Friday, February 24, 2012

special president's week edition

There's no school, so presumably we are all home reading.  At our house, we are actually, for once, honoring the Presidents' Holiday by reading this brilliant book:


Buy it from your local independent bookseller and enjoy forever.  Pay no heed to the misconception that your kids are "too old" for picture books.  This one has the Gettysburg Address on the endpapers.  Maira Kalman, who can do no wrong, loves Lincoln and she will make you love him too.  Hurrah for her!





Saturday, February 18, 2012

Free-for-all

The faithful readers may have noticed that so far, February has been, well… a little difficult. The kids were pushing at the boundaries, hard. So at the beginning of this week’s class, with the children all lined up on benches waiting for their assignments, I was fully expecting T to give a stern lecture on, oh, you know, Respect and Following Directions and so on.
Nope.
Instead, she asked them to choose their activity. “Who wants to build raised beds? Who wants to cook?” Whaaa? She’s letting them pick? Surely, chaos and pandemonium will ensue!
The potential chefs warily ask, “What are we cooking?” to which T responds breezily, “Whatever you want!” and sends the two who want to cook trotting off toward me, the assigned kitchen helper of the day, who had in fact been told that we were making sautéed greens.
Well, okay then, um, kid choice. I did have to clarify a bit: “We can make whatever you want within the parameters of what ingredients are available. And what’s ready for harvest is mostly kale.”
These kids, though, they are incredible! They harvested a HUGE mess of kale, found a leek and some garlic in the garden, and went to town. They also wanted biscuits, and there happened to be a big bag of Pamela’s gluten-free baking mix in the fridge, so they whipped out a big batch of gluten-free drop biscuits in time for the box-builders to have a fabulous after work snack.
The afternoon group, five cooks in all, decided that greens were off the menu, so they made pizza, or, well, they made the closest thing to pizza we could do given our aforementioned parameters.

**LISTING:**
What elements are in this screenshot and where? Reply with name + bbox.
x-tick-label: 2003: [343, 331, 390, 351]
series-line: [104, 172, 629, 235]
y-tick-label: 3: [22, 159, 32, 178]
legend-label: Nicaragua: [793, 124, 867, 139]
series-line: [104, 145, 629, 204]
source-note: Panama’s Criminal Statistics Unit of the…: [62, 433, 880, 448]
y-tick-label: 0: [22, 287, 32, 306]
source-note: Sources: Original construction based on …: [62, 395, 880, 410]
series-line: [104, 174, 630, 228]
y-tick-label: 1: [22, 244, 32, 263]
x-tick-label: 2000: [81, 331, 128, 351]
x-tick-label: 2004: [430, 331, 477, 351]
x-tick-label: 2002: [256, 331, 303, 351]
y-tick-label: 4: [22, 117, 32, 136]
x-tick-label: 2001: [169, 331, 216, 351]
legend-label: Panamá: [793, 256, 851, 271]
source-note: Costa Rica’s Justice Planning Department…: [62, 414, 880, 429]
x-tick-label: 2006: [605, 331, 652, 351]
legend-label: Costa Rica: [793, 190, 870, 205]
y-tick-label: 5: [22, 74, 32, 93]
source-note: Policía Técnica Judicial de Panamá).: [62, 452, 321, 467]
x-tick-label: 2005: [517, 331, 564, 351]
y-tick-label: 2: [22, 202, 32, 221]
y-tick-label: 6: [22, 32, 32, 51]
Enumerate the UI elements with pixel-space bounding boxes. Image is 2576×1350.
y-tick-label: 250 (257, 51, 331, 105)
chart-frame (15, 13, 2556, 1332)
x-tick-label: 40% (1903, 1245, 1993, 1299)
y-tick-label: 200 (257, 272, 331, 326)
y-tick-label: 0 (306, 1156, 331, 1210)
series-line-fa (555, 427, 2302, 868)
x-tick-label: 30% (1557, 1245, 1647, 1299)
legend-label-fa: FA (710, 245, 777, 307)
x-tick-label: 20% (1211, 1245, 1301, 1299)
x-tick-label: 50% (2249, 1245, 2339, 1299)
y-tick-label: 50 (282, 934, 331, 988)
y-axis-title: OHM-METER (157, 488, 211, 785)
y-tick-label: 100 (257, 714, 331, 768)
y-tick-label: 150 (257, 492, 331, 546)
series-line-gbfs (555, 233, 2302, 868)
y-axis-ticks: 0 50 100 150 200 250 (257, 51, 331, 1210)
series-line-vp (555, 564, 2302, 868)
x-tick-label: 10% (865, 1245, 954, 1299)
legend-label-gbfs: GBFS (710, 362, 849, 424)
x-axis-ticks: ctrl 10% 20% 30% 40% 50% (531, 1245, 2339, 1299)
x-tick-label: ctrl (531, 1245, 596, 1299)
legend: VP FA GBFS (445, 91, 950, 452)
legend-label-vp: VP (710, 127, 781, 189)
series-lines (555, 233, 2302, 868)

**DIRECTIVE:** Go on with the garden class blog post from the point at which it stops. The records bear no relation to the text.

**WRITTEN REPLY:**
And guess what? They were angels. Given some space, some latitude, and an opportunity to invent, they also self-regulated, which worked out far better than our attempts to regulate them usually do. Ahhh, freedom.
So, kid-inventions below. 
(Plus, the other groups built some rocking redwood garden beds!)

 Super-delicious greens
Harvest a big bunch of kale. Then harvest double that amount, while explaining to the kids how greens cook down much smaller than their original size. Harvest, wash and chop one leek, sauté in olive oil. 
While waiting for leek to cook, chop up a small head of slightly green heirloom red garlic (sooo yum), then add that into the pan. 
While all that was going on, someone was washing and chopping up the kale. Add as much as you can fit (about half) into the pan until the pan is heaped high, then watch it cook down. Add some Bragg’s Amino Acids and dump it into a bowl. 
Decide that before you cook the rest of the greens you will roast up some pumpkin seeds in your pan so throw those in. When they seem toasty, add a bit more oil and the rest of the kale, sauté until bright green and soft. Add more Bragg’s if you want. 
Combine the two batches and chow down. Very excellent served with gluten-free drop biscuits. 

Garlic flatbread (the foodstuff formerly known as pizza)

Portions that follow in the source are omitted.